* Task goal: What follows is a set of records, each of which is to be written out exactly.

● ● ●

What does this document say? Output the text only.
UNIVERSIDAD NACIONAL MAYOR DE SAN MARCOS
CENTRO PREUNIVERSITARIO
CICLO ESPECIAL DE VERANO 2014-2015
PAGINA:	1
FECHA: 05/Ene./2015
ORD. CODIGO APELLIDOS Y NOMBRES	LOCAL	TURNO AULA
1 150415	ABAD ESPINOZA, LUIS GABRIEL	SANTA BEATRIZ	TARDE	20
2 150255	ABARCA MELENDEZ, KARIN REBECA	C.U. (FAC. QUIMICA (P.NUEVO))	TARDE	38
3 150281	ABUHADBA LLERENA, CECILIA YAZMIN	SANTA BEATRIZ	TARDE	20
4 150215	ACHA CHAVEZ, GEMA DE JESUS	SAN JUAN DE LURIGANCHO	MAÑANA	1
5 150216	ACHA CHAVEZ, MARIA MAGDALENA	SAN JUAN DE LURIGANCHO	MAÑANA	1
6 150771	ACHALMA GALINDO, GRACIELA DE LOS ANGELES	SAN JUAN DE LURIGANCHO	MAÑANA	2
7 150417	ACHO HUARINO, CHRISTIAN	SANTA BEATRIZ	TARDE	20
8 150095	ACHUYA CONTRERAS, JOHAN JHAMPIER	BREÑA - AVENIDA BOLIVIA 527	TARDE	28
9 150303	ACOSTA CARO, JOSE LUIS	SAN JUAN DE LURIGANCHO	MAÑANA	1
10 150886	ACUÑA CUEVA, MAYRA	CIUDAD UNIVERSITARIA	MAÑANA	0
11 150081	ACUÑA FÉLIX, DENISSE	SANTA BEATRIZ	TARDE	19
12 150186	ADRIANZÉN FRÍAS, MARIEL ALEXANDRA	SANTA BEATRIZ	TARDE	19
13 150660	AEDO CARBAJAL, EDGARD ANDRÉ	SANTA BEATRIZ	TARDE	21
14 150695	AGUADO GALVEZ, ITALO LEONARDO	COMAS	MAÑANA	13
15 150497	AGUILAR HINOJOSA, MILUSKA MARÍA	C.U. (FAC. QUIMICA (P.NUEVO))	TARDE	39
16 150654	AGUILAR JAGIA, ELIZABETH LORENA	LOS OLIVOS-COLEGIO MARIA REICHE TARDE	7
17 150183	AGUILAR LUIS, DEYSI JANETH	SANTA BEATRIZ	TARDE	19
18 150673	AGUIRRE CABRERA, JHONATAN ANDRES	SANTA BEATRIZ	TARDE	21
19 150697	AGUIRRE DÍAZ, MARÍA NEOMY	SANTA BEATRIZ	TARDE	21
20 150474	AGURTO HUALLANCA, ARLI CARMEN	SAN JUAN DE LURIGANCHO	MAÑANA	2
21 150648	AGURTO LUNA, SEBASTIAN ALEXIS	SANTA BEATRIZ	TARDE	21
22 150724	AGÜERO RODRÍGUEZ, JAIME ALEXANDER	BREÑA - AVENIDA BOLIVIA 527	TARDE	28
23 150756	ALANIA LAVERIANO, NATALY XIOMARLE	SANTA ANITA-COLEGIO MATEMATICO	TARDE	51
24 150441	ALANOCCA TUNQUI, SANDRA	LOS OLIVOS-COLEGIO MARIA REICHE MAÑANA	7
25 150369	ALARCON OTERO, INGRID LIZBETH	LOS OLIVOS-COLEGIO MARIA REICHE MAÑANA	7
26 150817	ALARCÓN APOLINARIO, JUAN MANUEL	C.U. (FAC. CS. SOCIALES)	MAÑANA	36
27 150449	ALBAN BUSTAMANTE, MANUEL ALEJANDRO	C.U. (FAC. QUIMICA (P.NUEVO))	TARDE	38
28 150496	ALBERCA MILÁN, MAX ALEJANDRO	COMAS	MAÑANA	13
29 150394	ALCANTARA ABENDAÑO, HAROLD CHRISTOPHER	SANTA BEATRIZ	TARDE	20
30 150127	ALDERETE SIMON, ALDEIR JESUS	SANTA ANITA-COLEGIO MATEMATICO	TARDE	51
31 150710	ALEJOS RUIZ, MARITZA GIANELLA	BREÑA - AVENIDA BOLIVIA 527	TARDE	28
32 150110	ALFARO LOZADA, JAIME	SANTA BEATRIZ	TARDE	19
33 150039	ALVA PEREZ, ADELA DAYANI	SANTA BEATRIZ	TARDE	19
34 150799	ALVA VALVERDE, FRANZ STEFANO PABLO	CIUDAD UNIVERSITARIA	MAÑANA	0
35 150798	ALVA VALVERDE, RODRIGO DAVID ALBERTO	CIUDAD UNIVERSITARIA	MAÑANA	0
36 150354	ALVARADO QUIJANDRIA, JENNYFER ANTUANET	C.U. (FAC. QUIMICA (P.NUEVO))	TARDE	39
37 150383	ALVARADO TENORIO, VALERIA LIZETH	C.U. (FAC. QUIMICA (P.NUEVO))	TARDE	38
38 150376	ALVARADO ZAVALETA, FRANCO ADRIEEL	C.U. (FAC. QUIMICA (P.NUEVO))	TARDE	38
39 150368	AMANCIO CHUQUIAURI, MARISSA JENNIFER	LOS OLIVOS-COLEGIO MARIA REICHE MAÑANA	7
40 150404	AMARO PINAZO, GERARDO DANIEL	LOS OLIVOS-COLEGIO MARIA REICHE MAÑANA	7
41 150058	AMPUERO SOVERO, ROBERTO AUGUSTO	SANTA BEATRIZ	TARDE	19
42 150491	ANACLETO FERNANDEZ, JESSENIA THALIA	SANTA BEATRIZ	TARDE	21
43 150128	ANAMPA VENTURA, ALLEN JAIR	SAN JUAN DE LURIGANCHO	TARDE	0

● ● ●

* Solution for this exercise:
What does this document say? Output the text only.
UNIVERSIDAD NACIONAL MAYOR DE SAN MARCOS
CENTRO PREUNIVERSITARIO
CICLO ESPECIAL DE VERANO 2014-2015
PAGINA:	1
FECHA: 05/Ene./2015
ORD. CODIGO APELLIDOS Y NOMBRES	LOCAL	TURNO AULA
1 150415	ABAD ESPINOZA, LUIS GABRIEL	SANTA BEATRIZ	TARDE	20
2 150255	ABARCA MELENDEZ, KARIN REBECA	C.U. (FAC. QUIMICA (P.NUEVO))	TARDE	38
3 150281	ABUHADBA LLERENA, CECILIA YAZMIN	SANTA BEATRIZ	TARDE	20
4 150215	ACHA CHAVEZ, GEMA DE JESUS	SAN JUAN DE LURIGANCHO	MAÑANA	1
5 150216	ACHA CHAVEZ, MARIA MAGDALENA	SAN JUAN DE LURIGANCHO	MAÑANA	1
6 150771	ACHALMA GALINDO, GRACIELA DE LOS ANGELES	SAN JUAN DE LURIGANCHO	MAÑANA	2
7 150417	ACHO HUARINO, CHRISTIAN	SANTA BEATRIZ	TARDE	20
8 150095	ACHUYA CONTRERAS, JOHAN JHAMPIER	BREÑA - AVENIDA BOLIVIA 527	TARDE	28
9 150303	ACOSTA CARO, JOSE LUIS	SAN JUAN DE LURIGANCHO	MAÑANA	1
10 150886	ACUÑA CUEVA, MAYRA	CIUDAD UNIVERSITARIA	MAÑANA	0
11 150081	ACUÑA FÉLIX, DENISSE	SANTA BEATRIZ	TARDE	19
12 150186	ADRIANZÉN FRÍAS, MARIEL ALEXANDRA	SANTA BEATRIZ	TARDE	19
13 150660	AEDO CARBAJAL, EDGARD ANDRÉ	SANTA BEATRIZ	TARDE	21
14 150695	AGUADO GALVEZ, ITALO LEONARDO	COMAS	MAÑANA	13
15 150497	AGUILAR HINOJOSA, MILUSKA MARÍA	C.U. (FAC. QUIMICA (P.NUEVO))	TARDE	39
16 150654	AGUILAR JAGIA, ELIZABETH LORENA	LOS OLIVOS-COLEGIO MARIA REICHE TARDE	7
17 150183	AGUILAR LUIS, DEYSI JANETH	SANTA BEATRIZ	TARDE	19
18 150673	AGUIRRE CABRERA, JHONATAN ANDRES	SANTA BEATRIZ	TARDE	21
19 150697	AGUIRRE DÍAZ, MARÍA NEOMY	SANTA BEATRIZ	TARDE	21
20 150474	AGURTO HUALLANCA, ARLI CARMEN	SAN JUAN DE LURIGANCHO	MAÑANA	2
21 150648	AGURTO LUNA, SEBASTIAN ALEXIS	SANTA BEATRIZ	TARDE	21
22 150724	AGÜERO RODRÍGUEZ, JAIME ALEXANDER	BREÑA - AVENIDA BOLIVIA 527	TARDE	28
23 150756	ALANIA LAVERIANO, NATALY XIOMARLE	SANTA ANITA-COLEGIO MATEMATICO	TARDE	51
24 150441	ALANOCCA TUNQUI, SANDRA	LOS OLIVOS-COLEGIO MARIA REICHE MAÑANA	7
25 150369	ALARCON OTERO, INGRID LIZBETH	LOS OLIVOS-COLEGIO MARIA REICHE MAÑANA	7
26 150817	ALARCÓN APOLINARIO, JUAN MANUEL	C.U. (FAC. CS. SOCIALES)	MAÑANA	36
27 150449	ALBAN BUSTAMANTE, MANUEL ALEJANDRO	C.U. (FAC. QUIMICA (P.NUEVO))	TARDE	38
28 150496	ALBERCA MILÁN, MAX ALEJANDRO	COMAS	MAÑANA	13
29 150394	ALCANTARA ABENDAÑO, HAROLD CHRISTOPHER	SANTA BEATRIZ	TARDE	20
30 150127	ALDERETE SIMON, ALDEIR JESUS	SANTA ANITA-COLEGIO MATEMATICO	TARDE	51
31 150710	ALEJOS RUIZ, MARITZA GIANELLA	BREÑA - AVENIDA BOLIVIA 527	TARDE	28
32 150110	ALFARO LOZADA, JAIME	SANTA BEATRIZ	TARDE	19
33 150039	ALVA PEREZ, ADELA DAYANI	SANTA BEATRIZ	TARDE	19
34 150799	ALVA VALVERDE, FRANZ STEFANO PABLO	CIUDAD UNIVERSITARIA	MAÑANA	0
35 150798	ALVA VALVERDE, RODRIGO DAVID ALBERTO	CIUDAD UNIVERSITARIA	MAÑANA	0
36 150354	ALVARADO QUIJANDRIA, JENNYFER ANTUANET	C.U. (FAC. QUIMICA (P.NUEVO))	TARDE	39
37 150383	ALVARADO TENORIO, VALERIA LIZETH	C.U. (FAC. QUIMICA (P.NUEVO))	TARDE	38
38 150376	ALVARADO ZAVALETA, FRANCO ADRIEEL	C.U. (FAC. QUIMICA (P.NUEVO))	TARDE	38
39 150368	AMANCIO CHUQUIAURI, MARISSA JENNIFER	LOS OLIVOS-COLEGIO MARIA REICHE MAÑANA	7
40 150404	AMARO PINAZO, GERARDO DANIEL	LOS OLIVOS-COLEGIO MARIA REICHE MAÑANA	7
41 150058	AMPUERO SOVERO, ROBERTO AUGUSTO	SANTA BEATRIZ	TARDE	19
42 150491	ANACLETO FERNANDEZ, JESSENIA THALIA	SANTA BEATRIZ	TARDE	21
43 150128	ANAMPA VENTURA, ALLEN JAIR	SAN JUAN DE LURIGANCHO	TARDE	0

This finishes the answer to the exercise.